==== Entries

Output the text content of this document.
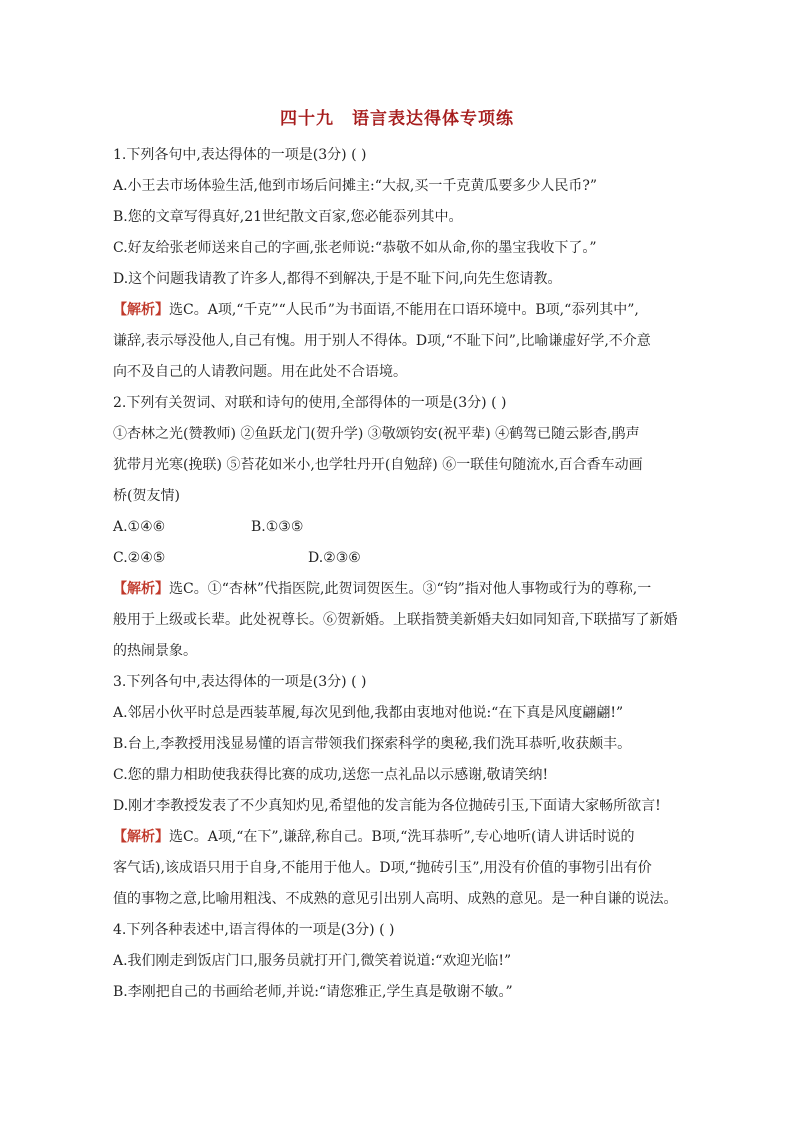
四十九 语言表达得体专项练

1.下列各句中,表达得体的一项是(3分) ( )

A.小王去市场体验生活,他到市场后问摊主:“大叔,买一千克黄瓜要多少人民币?”

B.您的文章写得真好,21世纪散文百家,您必能忝列其中。

C.好友给张老师送来自己的字画,张老师说:“恭敬不如从命,你的墨宝我收下了。”

D.这个问题我请教了许多人,都得不到解决,于是不耻下问,向先生您请教。

【解析】选C。A项,“千克”“人民币”为书面语,不能用在口语环境中。B项,“忝列其中”,

谦辞,表示辱没他人,自己有愧。用于别人不得体。D项,“不耻下问”,比喻谦虚好学,不介意

向不及自己的人请教问题。用在此处不合语境。

2.下列有关贺词、对联和诗句的使用,全部得体的一项是(3分) ( )

①杏林之光(赞教师) ②鱼跃龙门(贺升学) ③敬颂钧安(祝平辈) ④鹤驾已随云影杳,鹃声

犹带月光寒(挽联) ⑤苔花如米小,也学牡丹开(自勉辞) ⑥一联佳句随流水,百合香车动画

桥(贺友情)

A.①④⑥	B.①③⑤

C.②④⑤	D.②③⑥

【解析】选C。①“杏林”代指医院,此贺词贺医生。③“钧”指对他人事物或行为的尊称,一

般用于上级或长辈。此处祝尊长。⑥贺新婚。上联指赞美新婚夫妇如同知音,下联描写了新婚

的热闹景象。

3.下列各句中,表达得体的一项是(3分) ( )

A.邻居小伙平时总是西装革履,每次见到他,我都由衷地对他说:“在下真是风度翩翩!”

B.台上,李教授用浅显易懂的语言带领我们探索科学的奥秘,我们洗耳恭听,收获颇丰。

C.您的鼎力相助使我获得比赛的成功,送您一点礼品以示感谢,敬请笑纳!

D.刚才李教授发表了不少真知灼见,希望他的发言能为各位抛砖引玉,下面请大家畅所欲言!

【解析】选C。A项,“在下”,谦辞,称自己。B项,“洗耳恭听”,专心地听(请人讲话时说的

客气话),该成语只用于自身,不能用于他人。D项,“抛砖引玉”,用没有价值的事物引出有价

值的事物之意,比喻用粗浅、不成熟的意见引出别人高明、成熟的意见。是一种自谦的说法。

4.下列各种表述中,语言得体的一项是(3分) ( )

A.我们刚走到饭店门口,服务员就打开门,微笑着说道:“欢迎光临!”

B.李刚把自己的书画给老师,并说:“请您雅正,学生真是敬谢不敏。”
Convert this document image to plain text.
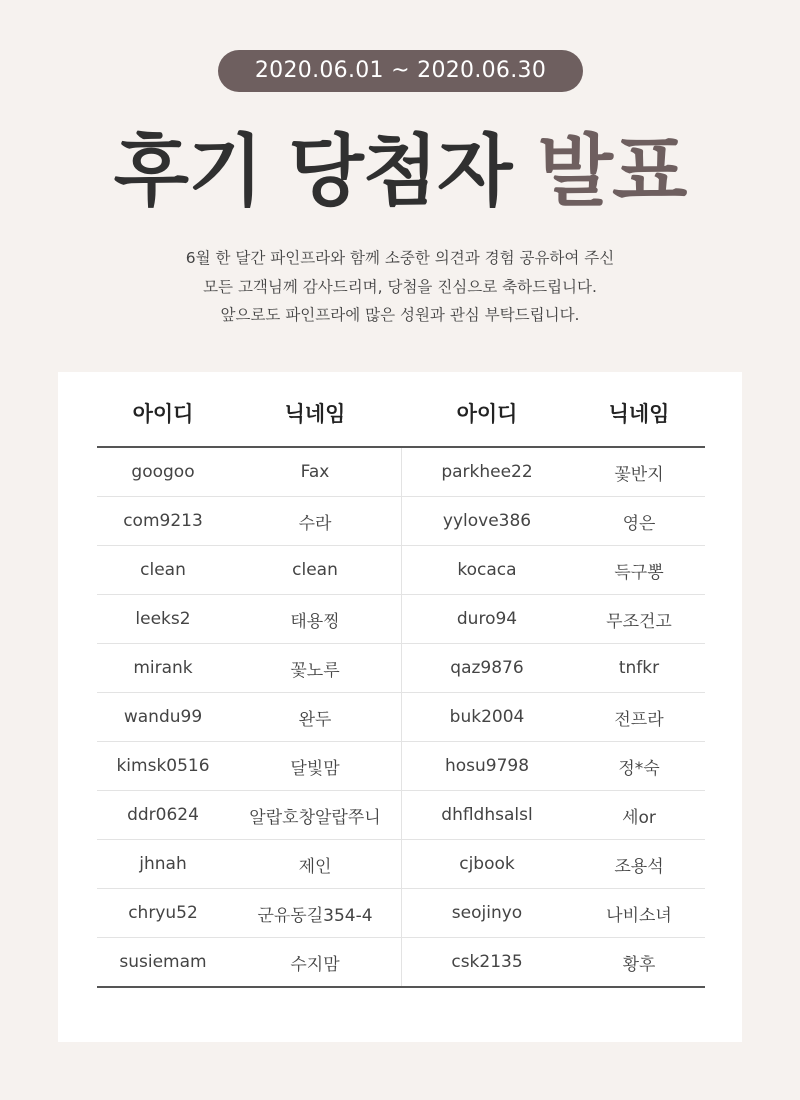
2020.06.01 ~ 2020.06.30
후기 당첨자 발표

6월 한 달간 파인프라와 함께 소중한 의견과 경험 공유하여 주신

모든 고객님께 감사드리며, 당첨을 진심으로 축하드립니다.

앞으로도 파인프라에 많은 성원과 관심 부탁드립니다.

아이디	닉네임	아이디	닉네임
googoo	Fax	parkhee22	꽃반지
com9213	수라	yylove386	영은
clean	clean	kocaca	득구뽕
leeks2	태용찡	duro94	무조건고
mirank	꽃노루	qaz9876	tnfkr
wandu99	완두	buk2004	전프라
kimsk0516	달빛맘	hosu9798	정*숙
ddr0624	알랍호창알랍쭈니	dhfldhsalsl	세or
jhnah	제인	cjbook	조용석
chryu52	군유동길354-4	seojinyo	나비소녀
susiemam	수지맘	csk2135	황후
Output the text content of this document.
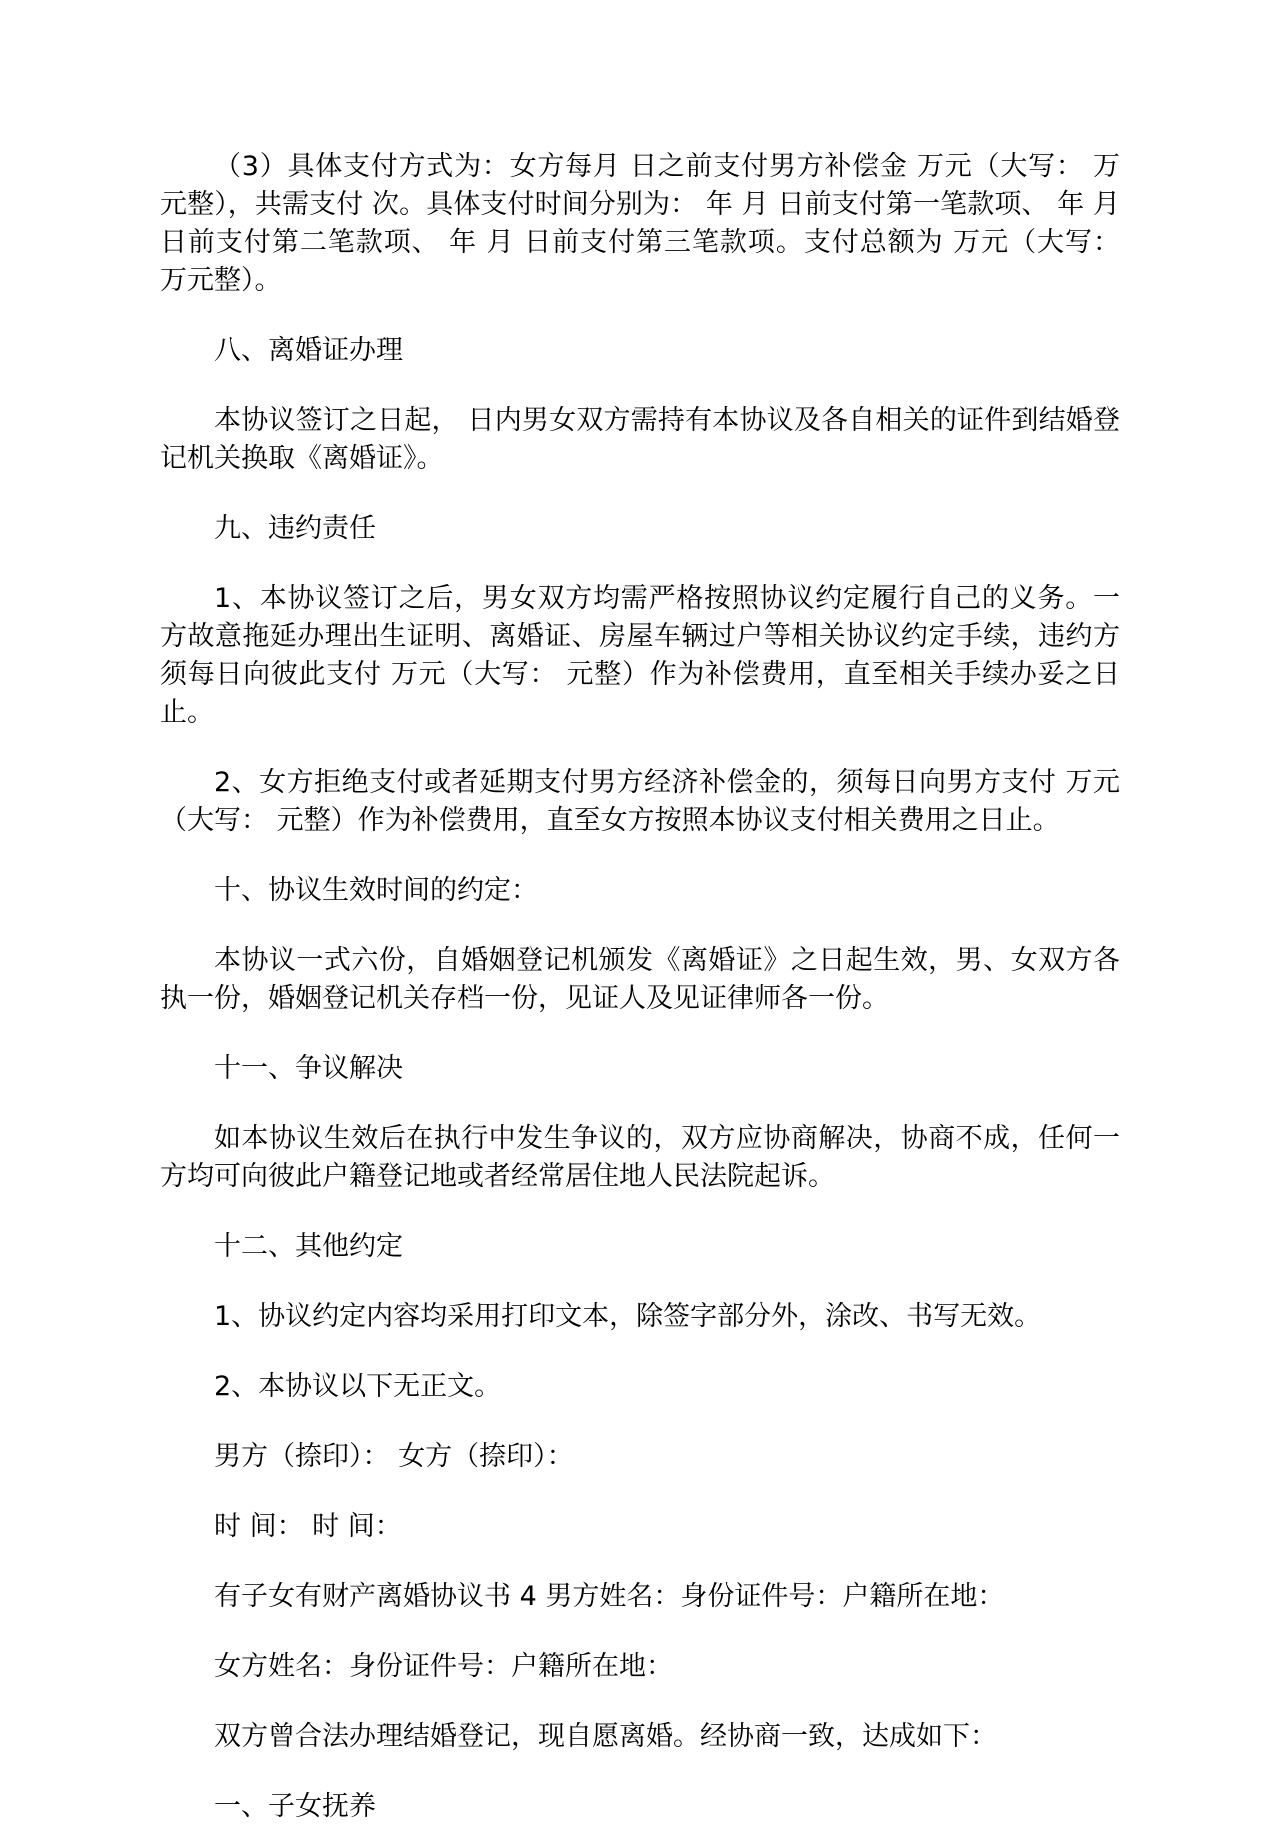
（3）具体支付方式为：女方每月 日之前支付男方补偿金 万元（大写： 万元整），共需支付 次。具体支付时间分别为： 年 月 日前支付第一笔款项、 年 月 日前支付第二笔款项、 年 月 日前支付第三笔款项。支付总额为 万元（大写： 万元整）。

八、离婚证办理

本协议签订之日起， 日内男女双方需持有本协议及各自相关的证件到结婚登记机关换取《离婚证》。

九、违约责任

1、本协议签订之后，男女双方均需严格按照协议约定履行自己的义务。一方故意拖延办理出生证明、离婚证、房屋车辆过户等相关协议约定手续，违约方须每日向彼此支付 万元（大写： 元整）作为补偿费用，直至相关手续办妥之日止。

2、女方拒绝支付或者延期支付男方经济补偿金的，须每日向男方支付 万元（大写： 元整）作为补偿费用，直至女方按照本协议支付相关费用之日止。

十、协议生效时间的约定：

本协议一式六份，自婚姻登记机颁发《离婚证》之日起生效，男、女双方各执一份，婚姻登记机关存档一份，见证人及见证律师各一份。

十一、争议解决

如本协议生效后在执行中发生争议的，双方应协商解决，协商不成，任何一方均可向彼此户籍登记地或者经常居住地人民法院起诉。

十二、其他约定

1、协议约定内容均采用打印文本，除签字部分外，涂改、书写无效。

2、本协议以下无正文。

男方（捺印）： 女方（捺印）：

时 间： 时 间：

有子女有财产离婚协议书 4 男方姓名：身份证件号：户籍所在地：

女方姓名：身份证件号：户籍所在地：

双方曾合法办理结婚登记，现自愿离婚。经协商一致，达成如下：

一、子女抚养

========

What is needed> Except for the pictures, print the data above exactly.

Task answer>
Output the text content of this document.
四十九 语言表达得体专项练

1.下列各句中,表达得体的一项是(3分) ( )

A.小王去市场体验生活,他到市场后问摊主:“大叔,买一千克黄瓜要多少人民币?”

B.您的文章写得真好,21世纪散文百家,您必能忝列其中。

C.好友给张老师送来自己的字画,张老师说:“恭敬不如从命,你的墨宝我收下了。”

D.这个问题我请教了许多人,都得不到解决,于是不耻下问,向先生您请教。

【解析】选C。A项,“千克”“人民币”为书面语,不能用在口语环境中。B项,“忝列其中”,

谦辞,表示辱没他人,自己有愧。用于别人不得体。D项,“不耻下问”,比喻谦虚好学,不介意

向不及自己的人请教问题。用在此处不合语境。

2.下列有关贺词、对联和诗句的使用,全部得体的一项是(3分) ( )

①杏林之光(赞教师) ②鱼跃龙门(贺升学) ③敬颂钧安(祝平辈) ④鹤驾已随云影杳,鹃声

犹带月光寒(挽联) ⑤苔花如米小,也学牡丹开(自勉辞) ⑥一联佳句随流水,百合香车动画

桥(贺友情)

A.①④⑥	B.①③⑤

C.②④⑤	D.②③⑥

【解析】选C。①“杏林”代指医院,此贺词贺医生。③“钧”指对他人事物或行为的尊称,一

般用于上级或长辈。此处祝尊长。⑥贺新婚。上联指赞美新婚夫妇如同知音,下联描写了新婚

的热闹景象。

3.下列各句中,表达得体的一项是(3分) ( )

A.邻居小伙平时总是西装革履,每次见到他,我都由衷地对他说:“在下真是风度翩翩!”

B.台上,李教授用浅显易懂的语言带领我们探索科学的奥秘,我们洗耳恭听,收获颇丰。

C.您的鼎力相助使我获得比赛的成功,送您一点礼品以示感谢,敬请笑纳!

D.刚才李教授发表了不少真知灼见,希望他的发言能为各位抛砖引玉,下面请大家畅所欲言!

【解析】选C。A项,“在下”,谦辞,称自己。B项,“洗耳恭听”,专心地听(请人讲话时说的

客气话),该成语只用于自身,不能用于他人。D项,“抛砖引玉”,用没有价值的事物引出有价

值的事物之意,比喻用粗浅、不成熟的意见引出别人高明、成熟的意见。是一种自谦的说法。

4.下列各种表述中,语言得体的一项是(3分) ( )

A.我们刚走到饭店门口,服务员就打开门,微笑着说道:“欢迎光临!”

B.李刚把自己的书画给老师,并说:“请您雅正,学生真是敬谢不敏。”
Convert this document image to plain text.
2020.06.01 ~ 2020.06.30
후기 당첨자 발표

6월 한 달간 파인프라와 함께 소중한 의견과 경험 공유하여 주신

모든 고객님께 감사드리며, 당첨을 진심으로 축하드립니다.

앞으로도 파인프라에 많은 성원과 관심 부탁드립니다.

아이디	닉네임	아이디	닉네임
googoo	Fax	parkhee22	꽃반지
com9213	수라	yylove386	영은
clean	clean	kocaca	득구뽕
leeks2	태용찡	duro94	무조건고
mirank	꽃노루	qaz9876	tnfkr
wandu99	완두	buk2004	전프라
kimsk0516	달빛맘	hosu9798	정*숙
ddr0624	알랍호창알랍쭈니	dhfldhsalsl	세or
jhnah	제인	cjbook	조용석
chryu52	군유동길354-4	seojinyo	나비소녀
susiemam	수지맘	csk2135	황후
Output the text content of this document.
（3）具体支付方式为：女方每月 日之前支付男方补偿金 万元（大写： 万元整），共需支付 次。具体支付时间分别为： 年 月 日前支付第一笔款项、 年 月 日前支付第二笔款项、 年 月 日前支付第三笔款项。支付总额为 万元（大写： 万元整）。

八、离婚证办理

本协议签订之日起， 日内男女双方需持有本协议及各自相关的证件到结婚登记机关换取《离婚证》。

九、违约责任

1、本协议签订之后，男女双方均需严格按照协议约定履行自己的义务。一方故意拖延办理出生证明、离婚证、房屋车辆过户等相关协议约定手续，违约方须每日向彼此支付 万元（大写： 元整）作为补偿费用，直至相关手续办妥之日止。

2、女方拒绝支付或者延期支付男方经济补偿金的，须每日向男方支付 万元（大写： 元整）作为补偿费用，直至女方按照本协议支付相关费用之日止。

十、协议生效时间的约定：

本协议一式六份，自婚姻登记机颁发《离婚证》之日起生效，男、女双方各执一份，婚姻登记机关存档一份，见证人及见证律师各一份。

十一、争议解决

如本协议生效后在执行中发生争议的，双方应协商解决，协商不成，任何一方均可向彼此户籍登记地或者经常居住地人民法院起诉。

十二、其他约定

1、协议约定内容均采用打印文本，除签字部分外，涂改、书写无效。

2、本协议以下无正文。

男方（捺印）： 女方（捺印）：

时 间： 时 间：

有子女有财产离婚协议书 4 男方姓名：身份证件号：户籍所在地：

女方姓名：身份证件号：户籍所在地：

双方曾合法办理结婚登记，现自愿离婚。经协商一致，达成如下：

一、子女抚养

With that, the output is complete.